OBJECTIVE:
Using the data below, gather each line that includes the word "icon".

....

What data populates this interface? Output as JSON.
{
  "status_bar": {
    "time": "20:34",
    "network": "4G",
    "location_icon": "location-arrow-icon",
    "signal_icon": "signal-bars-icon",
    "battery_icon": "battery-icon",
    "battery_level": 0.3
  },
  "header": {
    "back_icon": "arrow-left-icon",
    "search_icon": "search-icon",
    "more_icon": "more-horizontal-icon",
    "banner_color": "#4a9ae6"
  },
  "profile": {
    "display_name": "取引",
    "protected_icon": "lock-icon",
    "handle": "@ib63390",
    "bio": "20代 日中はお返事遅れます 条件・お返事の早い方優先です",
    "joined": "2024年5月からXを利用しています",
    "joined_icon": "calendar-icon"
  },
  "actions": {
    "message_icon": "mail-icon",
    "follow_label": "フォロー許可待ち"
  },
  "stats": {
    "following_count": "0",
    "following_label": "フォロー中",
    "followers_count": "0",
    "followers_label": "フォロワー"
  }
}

....

FINISHED ANSWER:
    "location_icon": "location-arrow-icon",
    "signal_icon": "signal-bars-icon",
    "battery_icon": "battery-icon",
    "back_icon": "arrow-left-icon",
    "search_icon": "search-icon",
    "more_icon": "more-horizontal-icon",
    "protected_icon": "lock-icon",
    "joined_icon": "calendar-icon"
    "message_icon": "mail-icon",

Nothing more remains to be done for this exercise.